Transcribe all of the material below word for word and leave out its pictures.

• Supplied records:
※

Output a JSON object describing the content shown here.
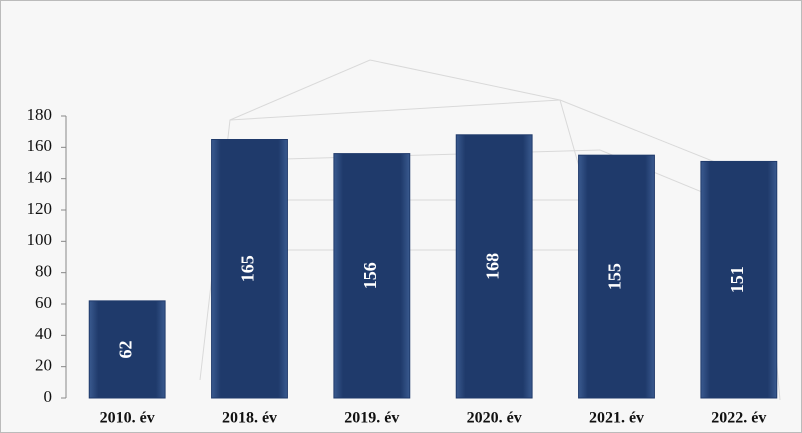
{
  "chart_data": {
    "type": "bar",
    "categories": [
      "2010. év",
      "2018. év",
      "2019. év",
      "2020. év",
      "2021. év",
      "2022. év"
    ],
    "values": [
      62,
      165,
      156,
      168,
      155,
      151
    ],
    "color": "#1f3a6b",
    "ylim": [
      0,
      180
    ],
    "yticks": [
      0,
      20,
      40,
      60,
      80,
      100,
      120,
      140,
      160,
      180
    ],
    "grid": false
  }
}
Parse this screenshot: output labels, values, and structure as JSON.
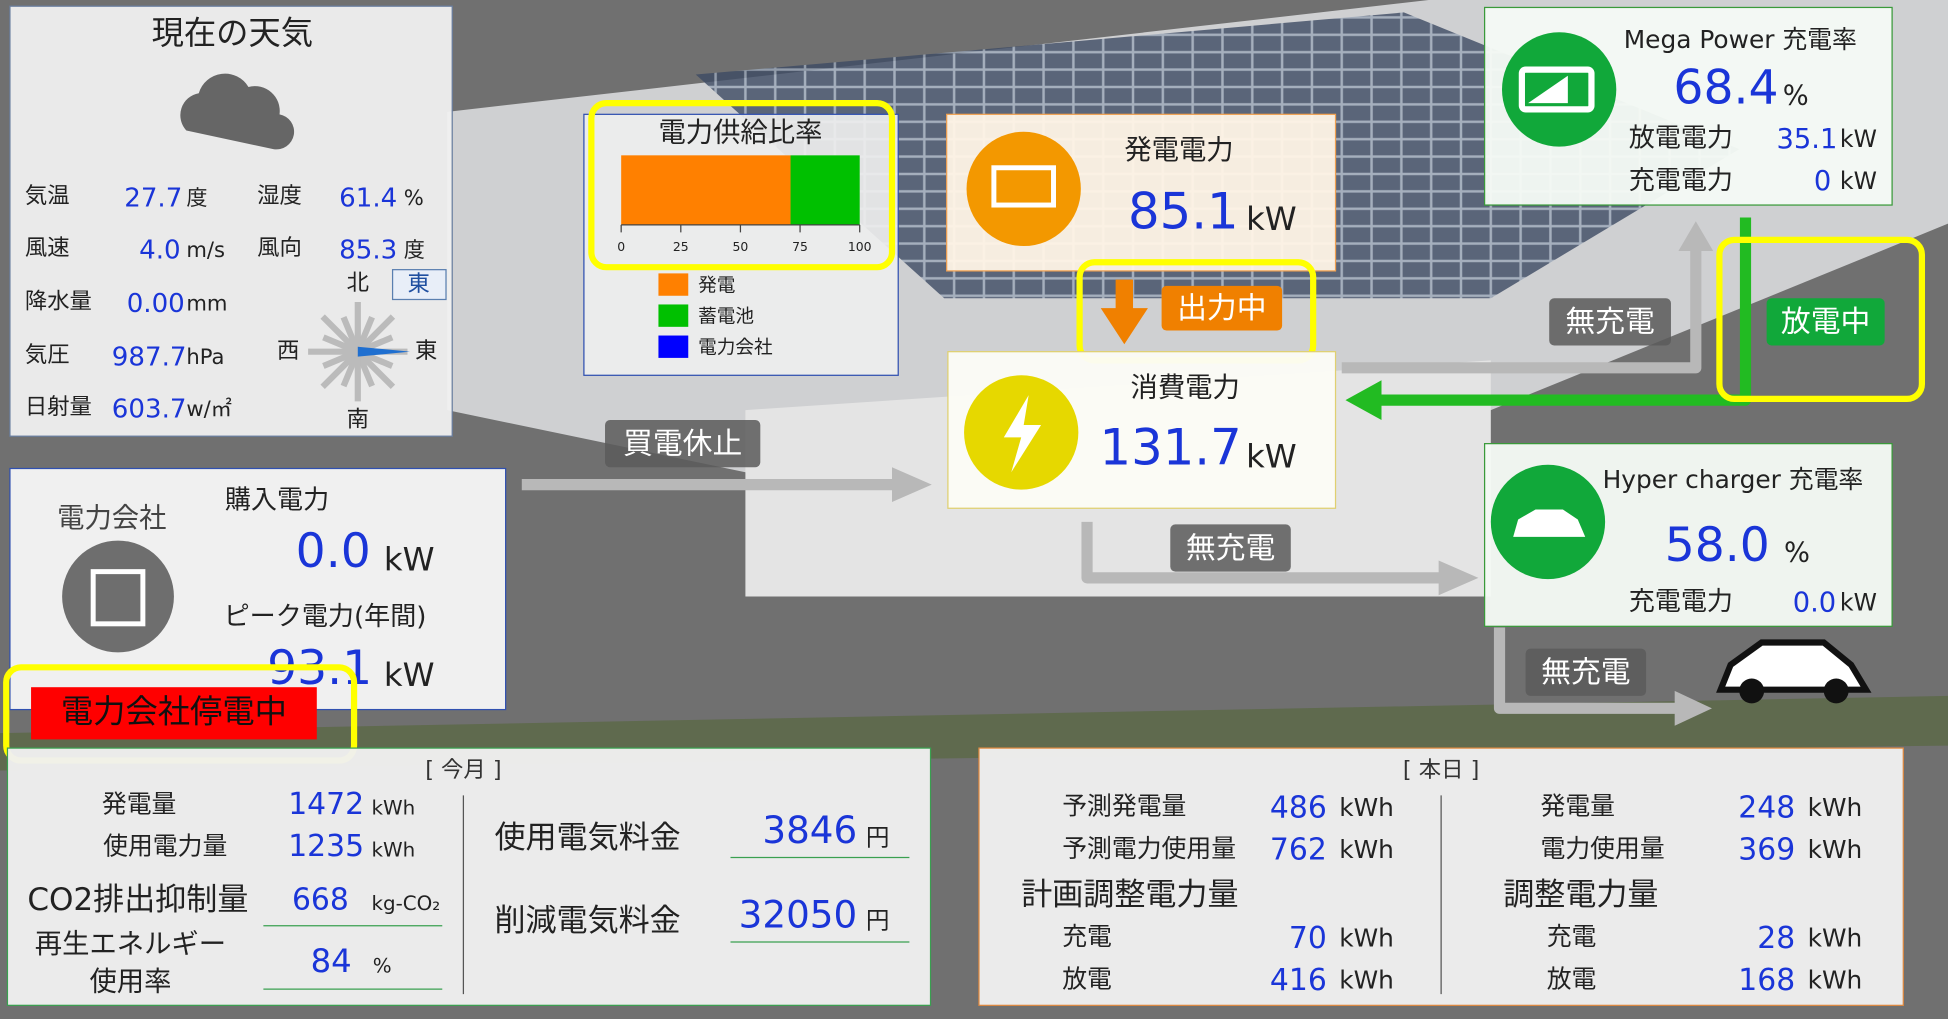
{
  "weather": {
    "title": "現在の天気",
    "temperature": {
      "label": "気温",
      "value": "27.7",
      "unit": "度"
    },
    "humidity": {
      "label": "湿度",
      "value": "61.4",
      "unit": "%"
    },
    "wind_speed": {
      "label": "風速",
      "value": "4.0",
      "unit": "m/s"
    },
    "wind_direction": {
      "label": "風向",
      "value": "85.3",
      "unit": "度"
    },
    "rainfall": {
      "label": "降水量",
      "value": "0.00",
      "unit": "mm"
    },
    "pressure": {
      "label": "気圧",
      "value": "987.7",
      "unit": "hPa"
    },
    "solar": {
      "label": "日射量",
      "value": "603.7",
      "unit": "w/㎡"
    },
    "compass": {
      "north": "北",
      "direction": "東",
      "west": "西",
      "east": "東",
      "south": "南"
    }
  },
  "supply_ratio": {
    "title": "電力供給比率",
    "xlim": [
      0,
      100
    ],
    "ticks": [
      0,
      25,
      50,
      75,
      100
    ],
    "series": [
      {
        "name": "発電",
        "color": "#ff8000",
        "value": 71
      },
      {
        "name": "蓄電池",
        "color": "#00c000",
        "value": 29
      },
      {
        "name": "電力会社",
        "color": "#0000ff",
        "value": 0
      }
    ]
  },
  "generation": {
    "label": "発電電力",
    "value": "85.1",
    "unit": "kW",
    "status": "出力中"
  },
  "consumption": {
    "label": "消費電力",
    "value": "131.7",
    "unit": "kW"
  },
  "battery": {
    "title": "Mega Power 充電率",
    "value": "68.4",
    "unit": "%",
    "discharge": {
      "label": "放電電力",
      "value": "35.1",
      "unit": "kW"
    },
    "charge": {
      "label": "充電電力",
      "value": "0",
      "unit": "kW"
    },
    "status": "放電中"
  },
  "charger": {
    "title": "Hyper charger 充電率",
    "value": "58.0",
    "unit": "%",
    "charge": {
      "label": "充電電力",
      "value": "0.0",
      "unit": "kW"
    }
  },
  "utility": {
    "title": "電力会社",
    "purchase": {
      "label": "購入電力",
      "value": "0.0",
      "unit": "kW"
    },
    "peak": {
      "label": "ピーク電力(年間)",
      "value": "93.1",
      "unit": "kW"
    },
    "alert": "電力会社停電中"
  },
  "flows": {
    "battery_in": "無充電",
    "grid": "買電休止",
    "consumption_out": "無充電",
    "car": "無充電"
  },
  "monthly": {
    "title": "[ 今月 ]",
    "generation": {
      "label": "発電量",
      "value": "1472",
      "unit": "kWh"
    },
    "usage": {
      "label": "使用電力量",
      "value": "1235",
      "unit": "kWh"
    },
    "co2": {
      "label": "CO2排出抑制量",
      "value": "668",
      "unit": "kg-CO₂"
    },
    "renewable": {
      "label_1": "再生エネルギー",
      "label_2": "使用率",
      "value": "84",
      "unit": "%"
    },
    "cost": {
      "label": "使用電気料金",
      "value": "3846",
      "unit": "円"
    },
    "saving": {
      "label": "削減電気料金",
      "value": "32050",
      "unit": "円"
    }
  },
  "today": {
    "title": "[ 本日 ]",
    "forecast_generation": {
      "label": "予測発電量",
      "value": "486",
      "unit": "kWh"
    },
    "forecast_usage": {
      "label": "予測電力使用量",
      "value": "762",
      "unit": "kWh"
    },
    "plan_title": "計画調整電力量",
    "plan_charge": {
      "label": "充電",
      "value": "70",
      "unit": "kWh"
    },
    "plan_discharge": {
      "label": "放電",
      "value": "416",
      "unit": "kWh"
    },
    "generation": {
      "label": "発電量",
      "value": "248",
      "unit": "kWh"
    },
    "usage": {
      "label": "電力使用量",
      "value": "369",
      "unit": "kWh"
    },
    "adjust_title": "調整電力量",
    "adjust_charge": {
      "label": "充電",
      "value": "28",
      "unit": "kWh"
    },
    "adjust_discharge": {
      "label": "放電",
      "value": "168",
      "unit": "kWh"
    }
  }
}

※

• Expected output:
Output a JSON object describing the content shown here.
{
  "chart_data": {
    "type": "bar",
    "categories": [
      "2010. év",
      "2018. év",
      "2019. év",
      "2020. év",
      "2021. év",
      "2022. év"
    ],
    "values": [
      62,
      165,
      156,
      168,
      155,
      151
    ],
    "color": "#1f3a6b",
    "ylim": [
      0,
      180
    ],
    "yticks": [
      0,
      20,
      40,
      60,
      80,
      100,
      120,
      140,
      160,
      180
    ],
    "grid": false
  }
}
Parse this screenshot: output labels, values, and structure as JSON.
{
  "weather": {
    "title": "現在の天気",
    "temperature": {
      "label": "気温",
      "value": "27.7",
      "unit": "度"
    },
    "humidity": {
      "label": "湿度",
      "value": "61.4",
      "unit": "%"
    },
    "wind_speed": {
      "label": "風速",
      "value": "4.0",
      "unit": "m/s"
    },
    "wind_direction": {
      "label": "風向",
      "value": "85.3",
      "unit": "度"
    },
    "rainfall": {
      "label": "降水量",
      "value": "0.00",
      "unit": "mm"
    },
    "pressure": {
      "label": "気圧",
      "value": "987.7",
      "unit": "hPa"
    },
    "solar": {
      "label": "日射量",
      "value": "603.7",
      "unit": "w/㎡"
    },
    "compass": {
      "north": "北",
      "direction": "東",
      "west": "西",
      "east": "東",
      "south": "南"
    }
  },
  "supply_ratio": {
    "title": "電力供給比率",
    "xlim": [
      0,
      100
    ],
    "ticks": [
      0,
      25,
      50,
      75,
      100
    ],
    "series": [
      {
        "name": "発電",
        "color": "#ff8000",
        "value": 71
      },
      {
        "name": "蓄電池",
        "color": "#00c000",
        "value": 29
      },
      {
        "name": "電力会社",
        "color": "#0000ff",
        "value": 0
      }
    ]
  },
  "generation": {
    "label": "発電電力",
    "value": "85.1",
    "unit": "kW",
    "status": "出力中"
  },
  "consumption": {
    "label": "消費電力",
    "value": "131.7",
    "unit": "kW"
  },
  "battery": {
    "title": "Mega Power 充電率",
    "value": "68.4",
    "unit": "%",
    "discharge": {
      "label": "放電電力",
      "value": "35.1",
      "unit": "kW"
    },
    "charge": {
      "label": "充電電力",
      "value": "0",
      "unit": "kW"
    },
    "status": "放電中"
  },
  "charger": {
    "title": "Hyper charger 充電率",
    "value": "58.0",
    "unit": "%",
    "charge": {
      "label": "充電電力",
      "value": "0.0",
      "unit": "kW"
    }
  },
  "utility": {
    "title": "電力会社",
    "purchase": {
      "label": "購入電力",
      "value": "0.0",
      "unit": "kW"
    },
    "peak": {
      "label": "ピーク電力(年間)",
      "value": "93.1",
      "unit": "kW"
    },
    "alert": "電力会社停電中"
  },
  "flows": {
    "battery_in": "無充電",
    "grid": "買電休止",
    "consumption_out": "無充電",
    "car": "無充電"
  },
  "monthly": {
    "title": "[ 今月 ]",
    "generation": {
      "label": "発電量",
      "value": "1472",
      "unit": "kWh"
    },
    "usage": {
      "label": "使用電力量",
      "value": "1235",
      "unit": "kWh"
    },
    "co2": {
      "label": "CO2排出抑制量",
      "value": "668",
      "unit": "kg-CO₂"
    },
    "renewable": {
      "label_1": "再生エネルギー",
      "label_2": "使用率",
      "value": "84",
      "unit": "%"
    },
    "cost": {
      "label": "使用電気料金",
      "value": "3846",
      "unit": "円"
    },
    "saving": {
      "label": "削減電気料金",
      "value": "32050",
      "unit": "円"
    }
  },
  "today": {
    "title": "[ 本日 ]",
    "forecast_generation": {
      "label": "予測発電量",
      "value": "486",
      "unit": "kWh"
    },
    "forecast_usage": {
      "label": "予測電力使用量",
      "value": "762",
      "unit": "kWh"
    },
    "plan_title": "計画調整電力量",
    "plan_charge": {
      "label": "充電",
      "value": "70",
      "unit": "kWh"
    },
    "plan_discharge": {
      "label": "放電",
      "value": "416",
      "unit": "kWh"
    },
    "generation": {
      "label": "発電量",
      "value": "248",
      "unit": "kWh"
    },
    "usage": {
      "label": "電力使用量",
      "value": "369",
      "unit": "kWh"
    },
    "adjust_title": "調整電力量",
    "adjust_charge": {
      "label": "充電",
      "value": "28",
      "unit": "kWh"
    },
    "adjust_discharge": {
      "label": "放電",
      "value": "168",
      "unit": "kWh"
    }
  }
}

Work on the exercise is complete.